> [REQUIREMENTS]:
What is the number of lines containing the word "leave"? Give that number alone.

:::::

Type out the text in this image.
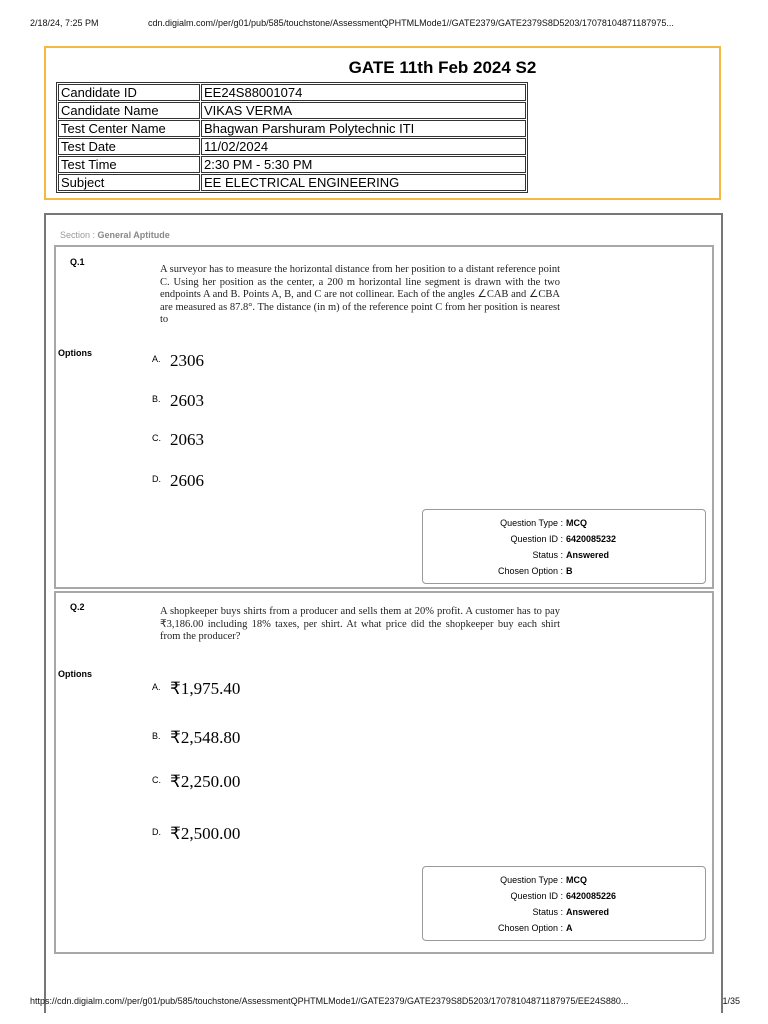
2/18/24, 7:25 PM	cdn.digialm.com//per/g01/pub/585/touchstone/AssessmentQPHTMLMode1//GATE2379/GATE2379S8D5203/17078104871187975...
GATE 11th Feb 2024 S2
Candidate ID	EE24S88001074
Candidate Name	VIKAS VERMA
Test Center Name	Bhagwan Parshuram Polytechnic ITI
Test Date	11/02/2024
Test Time	2:30 PM - 5:30 PM
Subject	EE ELECTRICAL ENGINEERING
Section : General Aptitude
Q.1
A surveyor has to measure the horizontal distance from her position to a distant reference point C. Using her position as the center, a 200 m horizontal line segment is drawn with the two endpoints A and B. Points A, B, and C are not collinear. Each of the angles ∠CAB and ∠CBA are measured as 87.8°. The distance (in m) of the reference point C from her position is nearest to
Options
A. 2306
B. 2603
C. 2063
D. 2606
Question Type : MCQ
Question ID : 6420085232
Status : Answered
Chosen Option : B
Q.2	A shopkeeper buys shirts from a producer and sells them at 20% profit. A customer has to pay ₹3,186.00 including 18% taxes, per shirt. At what price did the shopkeeper buy each shirt from the producer?
Options
A. ₹1,975.40
B. ₹2,548.80
C. ₹2,250.00
D. ₹2,500.00
Question Type : MCQ
Question ID : 6420085226
Status : Answered
Chosen Option : A
https://cdn.digialm.com//per/g01/pub/585/touchstone/AssessmentQPHTMLMode1//GATE2379/GATE2379S8D5203/17078104871187975/EE24S880...	1/35
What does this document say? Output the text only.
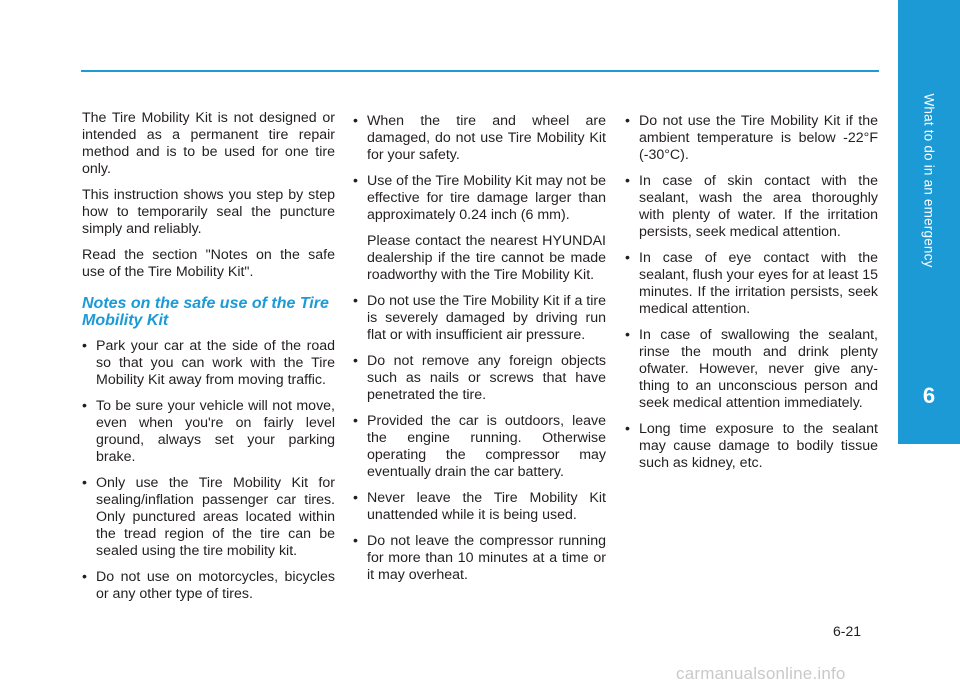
What to do in an emergency
6

The Tire Mobility Kit is not designed or intended as a permanent tire repair method and is to be used for one tire only.

This instruction shows you step by step how to temporarily seal the puncture simply and reliably.

Read the section "Notes on the safe use of the Tire Mobility Kit".

Notes on the safe use of the Tire Mobility Kit
• Park your car at the side of the road so that you can work with the Tire Mobility Kit away from moving traffic.
• To be sure your vehicle will not move, even when you're on fairly level ground, always set your parking brake.
• Only use the Tire Mobility Kit for sealing/inflation passenger car tires. Only punctured areas located within the tread region of the tire can be sealed using the tire mobility kit.
• Do not use on motorcycles, bicycles or any other type of tires.
• When the tire and wheel are damaged, do not use Tire Mobility Kit for your safety.
• Use of the Tire Mobility Kit may not be effective for tire damage larger than approximately 0.24 inch (6 mm).

Please contact the nearest HYUNDAI dealership if the tire cannot be made roadworthy with the Tire Mobility Kit.

• Do not use the Tire Mobility Kit if a tire is severely damaged by driving run flat or with insufficient air pressure.
• Do not remove any foreign objects such as nails or screws that have penetrated the tire.
• Provided the car is outdoors, leave the engine running. Otherwise operating the compressor may eventually drain the car battery.
• Never leave the Tire Mobility Kit unattended while it is being used.
• Do not leave the compressor running for more than 10 minutes at a time or it may overheat.
• Do not use the Tire Mobility Kit if the ambient temperature is below -22°F (-30°C).
• In case of skin contact with the sealant, wash the area thoroughly with plenty of water. If the irritation persists, seek medical attention.
• In case of eye contact with the sealant, flush your eyes for at least 15 minutes. If the irritation persists, seek medical attention.
• In case of swallowing the sealant, rinse the mouth and drink plenty ofwater. However, never give any-thing to an unconscious person and seek medical attention immediately.
• Long time exposure to the sealant may cause damage to bodily tissue such as kidney, etc.
6-21
carmanualsonline.info
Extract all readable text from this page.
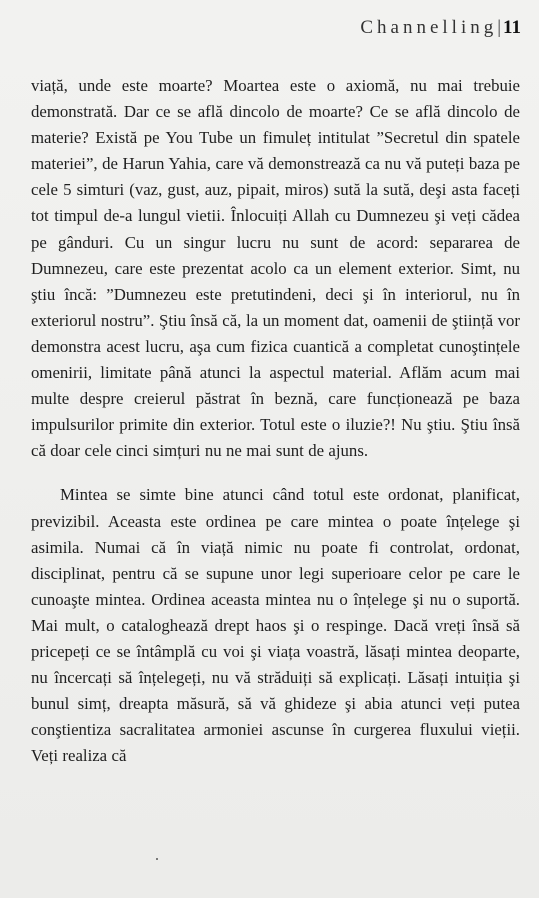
Channelling| 11

viață, unde este moarte? Moartea este o axiomă, nu mai trebuie demonstrată. Dar ce se află dincolo de moarte? Ce se află dincolo de materie? Există pe You Tube un fimuleț intitulat ”Secretul din spatele materiei”, de Harun Yahia, care vă demonstrează ca nu vă puteți baza pe cele 5 simturi (vaz, gust, auz, pipait, miros) sută la sută, deşi asta faceți tot timpul de-a lungul vietii. Înlocuiți Allah cu Dumnezeu şi veți cădea pe gânduri. Cu un singur lucru nu sunt de acord: separarea de Dumnezeu, care este prezentat acolo ca un element exterior. Simt, nu ştiu încă: ”Dumnezeu este pretutindeni, deci şi în interiorul, nu în exteriorul nostru”. Ştiu însă că, la un moment dat, oamenii de ştiință vor demonstra acest lucru, aşa cum fizica cuantică a completat cunoştințele omenirii, limitate până atunci la aspectul material. Aflăm acum mai multe despre creierul păstrat în beznă, care funcționează pe baza impulsurilor primite din exterior. Totul este o iluzie?! Nu ştiu. Ştiu însă că doar cele cinci simțuri nu ne mai sunt de ajuns.

Mintea se simte bine atunci când totul este ordonat, planificat, previzibil. Aceasta este ordinea pe care mintea o poate înțelege şi asimila. Numai că în viață nimic nu poate fi controlat, ordonat, disciplinat, pentru că se supune unor legi superioare celor pe care le cunoaşte mintea. Ordinea aceasta mintea nu o înțelege şi nu o suportă. Mai mult, o cataloghează drept haos şi o respinge. Dacă vreți însă să pricepeți ce se întâmplă cu voi şi viața voastră, lăsați mintea deoparte, nu încercați să înțelegeți, nu vă străduiți să explicați. Lăsați intuiția şi bunul simț, dreapta măsură, să vă ghideze şi abia atunci veți putea conştientiza sacralitatea armoniei ascunse în curgerea fluxului vieții. Veți realiza că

:::::

> [EXERCISE OUTPUT]:
3